[Recorded data]
★ ★ ★ ★ ★

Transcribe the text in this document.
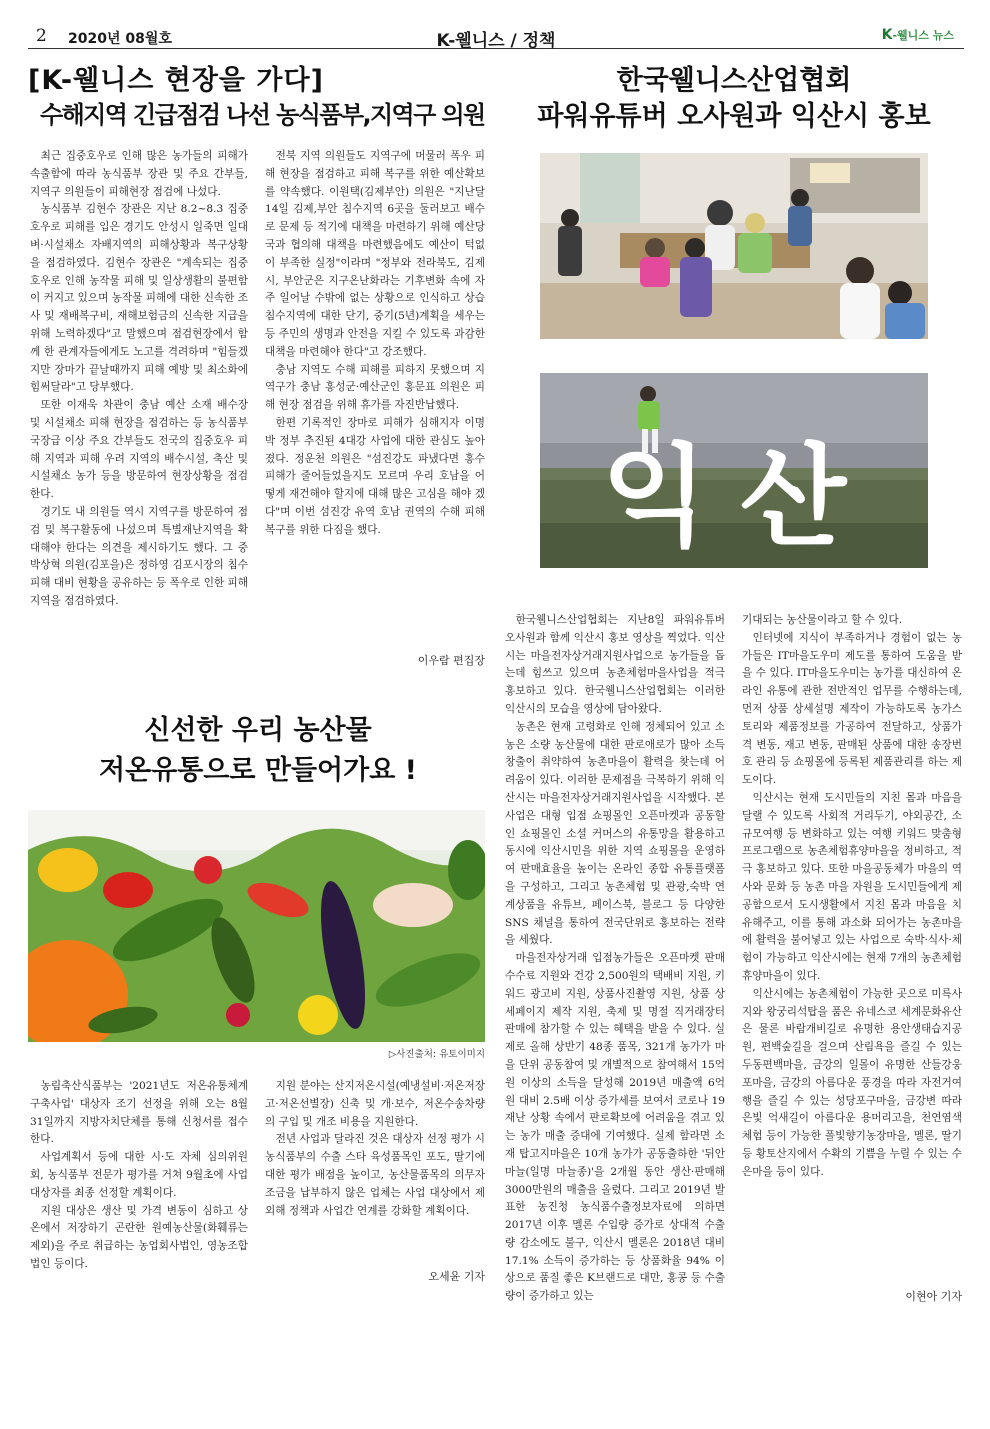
2 2020년 08월호	K-웰니스 / 정책	K-웰니스 뉴스
[K-웰니스 현장을 가다]
수해지역 긴급점검 나선 농식품부,지역구 의원

최근 집중호우로 인해 많은 농가들의 피해가 속출함에 따라 농식품부 장관 및 주요 간부들, 지역구 의원들이 피해현장 점검에 나섰다.

농식품부 김현수 장관은 지난 8.2~8.3 집중호우로 피해를 입은 경기도 안성시 일죽면 일대 벼·시설채소 자배지역의 피해상황과 복구상황을 점검하였다. 김현수 장관은 "계속되는 집중호우로 인해 농작물 피해 및 일상생활의 불편함이 커지고 있으며 농작물 피해에 대한 신속한 조사 및 재배복구비, 재해보험금의 신속한 지급을 위해 노력하겠다"고 말했으며 점검현장에서 함께 한 관계자들에게도 노고를 격려하며 "힘들겠지만 장마가 끝날때까지 피해 예방 및 최소화에 힘써달라"고 당부했다.

또한 이재욱 차관이 충남 예산 소재 배수장 및 시설채소 피해 현장을 점검하는 등 농식품부 국장급 이상 주요 간부들도 전국의 집중호우 피해 지역과 피해 우려 지역의 배수시설, 축산 및 시설채소 농가 등을 방문하여 현장상황을 점검한다.

경기도 내 의원들 역시 지역구를 방문하여 점검 및 복구활동에 나섰으며 특별재난지역을 확대해야 한다는 의견을 제시하기도 했다. 그 중 박상혁 의원(김포을)은 정하영 김포시장의 침수피해 대비 현황을 공유하는 등 폭우로 인한 피해지역을 점검하였다.

전북 지역 의원들도 지역구에 머물러 폭우 피해 현장을 점검하고 피해 복구를 위한 예산확보를 약속했다. 이원택(김제부안) 의원은 "지난달 14일 김제,부안 침수지역 6곳을 둘러보고 배수로 문제 등 적기에 대책을 마련하기 위해 예산당국과 협의해 대책을 마련했음에도 예산이 턱없이 부족한 실정"이라며 "정부와 전라북도, 김제시, 부안군은 지구온난화라는 기후변화 속에 자주 일어날 수밖에 없는 상황으로 인식하고 상습침수지역에 대한 단기, 중기(5년)계획을 세우는 등 주민의 생명과 안전을 지킬 수 있도록 과감한 대책을 마련해야 한다"고 강조했다.

충남 지역도 수해 피해를 피하지 못했으며 지역구가 충남 홍성군·예산군인 홍문표 의원은 피해 현장 점검을 위해 휴가를 자진반납했다.

한편 기록적인 장마로 피해가 심해지자 이명박 정부 추진된 4대강 사업에 대한 관심도 높아졌다. 정운천 의원은 "섬진강도 파냈다면 홍수 피해가 줄어들었을지도 모르며 우리 호남을 어떻게 재건해야 할지에 대해 많은 고심을 해야 겠다"며 이번 섬진강 유역 호남 권역의 수해 피해 복구를 위한 다짐을 했다.

이우람 편집장
한국웰니스산업협회
파워유튜버 오사원과 익산시 홍보
익산

한국웰니스산업협회는 지난8일 파워유튜버 오사원과 함께 익산시 홍보 영상을 찍었다. 익산시는 마을전자상거래지원사업으로 농가들을 돕는데 힘쓰고 있으며 농촌체험마을사업을 적극 홍보하고 있다. 한국웰니스산업협회는 이러한 익산시의 모습을 영상에 담아왔다.

농촌은 현재 고령화로 인해 정체되어 있고 소농은 소량 농산물에 대한 판로애로가 많아 소득창출이 취약하여 농촌마을이 활력을 찾는데 어려움이 있다. 이러한 문제점을 극복하기 위해 익산시는 마을전자상거래지원사업을 시작했다. 본 사업은 대형 입점 쇼핑몰인 오픈마켓과 공동할인 쇼핑몰인 소셜 커머스의 유통망을 활용하고 동시에 익산시민을 위한 지역 쇼핑몰을 운영하여 판매효율을 높이는 온라인 종합 유통플랫폼을 구성하고, 그리고 농촌체험 및 관광,숙박 연계상품을 유튜브, 페이스북, 블로그 등 다양한 SNS 채널을 통하여 전국단위로 홍보하는 전략을 세웠다.

마을전자상거래 입점농가들은 오픈마켓 판매수수료 지원와 건강 2,500원의 택배비 지원, 키워드 광고비 지원, 상품사진촬영 지원, 상품 상세페이지 제작 지원, 축제 및 명절 직거래장터 판매에 참가할 수 있는 혜택을 받을 수 있다. 실제로 올해 상반기 48종 품목, 321개 농가가 마을 단위 공동참여 및 개별적으로 참여해서 15억 원 이상의 소득을 달성해 2019년 매출액 6억 원 대비 2.5배 이상 증가세를 보여서 코로나 19 재난 상황 속에서 판로확보에 어려움을 겪고 있는 농가 매출 증대에 기여했다. 실제 함라면 소재 탑고지마을은 10개 농가가 공동출하한 '뒤안마늘(일명 마늘종)'을 2개월 동안 생산·판매해 3000만원의 매출을 올렸다. 그리고 2019년 발표한 농진청 농식품수출정보자료에 의하면 2017년 이후 멜론 수입량 증가로 상대적 수출량 감소에도 불구, 익산시 멜론은 2018년 대비 17.1% 소득이 증가하는 등 상품화율 94% 이상으로 품질 좋은 K브랜드로 대만, 홍콩 등 수출량이 증가하고 있는

기대되는 농산물이라고 할 수 있다.

인터넷에 지식이 부족하거나 경험이 없는 농가들은 IT마을도우미 제도를 통하여 도움을 받을 수 있다. IT마을도우미는 농가를 대신하여 온라인 유통에 관한 전반적인 업무를 수행하는데, 먼저 상품 상세설명 제작이 가능하도록 농가스토리와 제품정보를 가공하여 전달하고, 상품가격 변동, 재고 변동, 판매된 상품에 대한 송장번호 관리 등 쇼핑몰에 등록된 제품관리를 하는 제도이다.

익산시는 현재 도시민들의 지친 몸과 마음을 달랠 수 있도록 사회적 거리두기, 야외공간, 소규모여행 등 변화하고 있는 여행 키워드 맞춤형 프로그램으로 농촌체험휴양마을을 정비하고, 적극 홍보하고 있다. 또한 마을공동체가 마을의 역사와 문화 등 농촌 마을 자원을 도시민들에게 제공함으로서 도시생활에서 지친 몸과 마음을 치유해주고, 이를 통해 과소화 되어가는 농촌마을에 활력을 불어넣고 있는 사업으로 숙박·식사·체험이 가능하고 익산시에는 현재 7개의 농촌체험휴양마을이 있다.

익산시에는 농촌체험이 가능한 곳으로 미륵사지와 왕궁리석탑을 품은 유네스코 세계문화유산은 물론 바람개비길로 유명한 용안생태습지공원, 편백숲길을 걸으며 산림욕을 즐길 수 있는 두동편백마을, 금강의 일몰이 유명한 산들강웅포마을, 금강의 아름다운 풍경을 따라 자전거여행을 즐길 수 있는 성당포구마을, 금강변 따라 은빛 억새길이 아름다운 용머리고을, 천연염색 체험 등이 가능한 폴빛향기농장마을, 멜론, 딸기 등 황토산지에서 수확의 기쁨을 누릴 수 있는 수은마을 등이 있다.

이현아 기자
신선한 우리 농산물
저온유통으로 만들어가요 !
▷사진출처: 유토이미지

농림축산식품부는 '2021년도 저온유통체계구축사업' 대상자 조기 선정을 위해 오는 8월 31일까지 지방자치단체를 통해 신청서를 접수한다.

사업계획서 등에 대한 시·도 자체 심의위원회, 농식품부 전문가 평가를 거쳐 9월초에 사업대상자를 최종 선정할 계획이다.

지원 대상은 생산 및 가격 변동이 심하고 상온에서 저장하기 곤란한 원예농산물(화훼류는 제외)을 주로 취급하는 농업회사법인, 영농조합법인 등이다.

지원 분야는 산지저온시설(예냉설비·저온저장고·저온선별장) 신축 및 개·보수, 저온수송차량의 구입 및 개조 비용을 지원한다.

전년 사업과 달라진 것은 대상자 선정 평가 시 농식품부의 수출 스타 육성품목인 포도, 딸기에 대한 평가 배점을 높이고, 농산물품목의 의무자조금을 납부하지 않은 업체는 사업 대상에서 제외해 정책과 사업간 연계를 강화할 계획이다.

오세윤 기자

★ ★ ★ ★ ★

Show all lines above holding "파워유튜버".

■ Correct result:
파워유튜버 오사원과 익산시 홍보
한국웰니스산업협회는 지난8일 파워유튜버 오사원과 함께 익산시 홍보 영상을 찍었다. 익산시는 마을전자상거래지원사업으로 농가들을 돕는데 힘쓰고 있으며 농촌체험마을사업을 적극 홍보하고 있다. 한국웰니스산업협회는 이러한 익산시의 모습을 영상에 담아왔다.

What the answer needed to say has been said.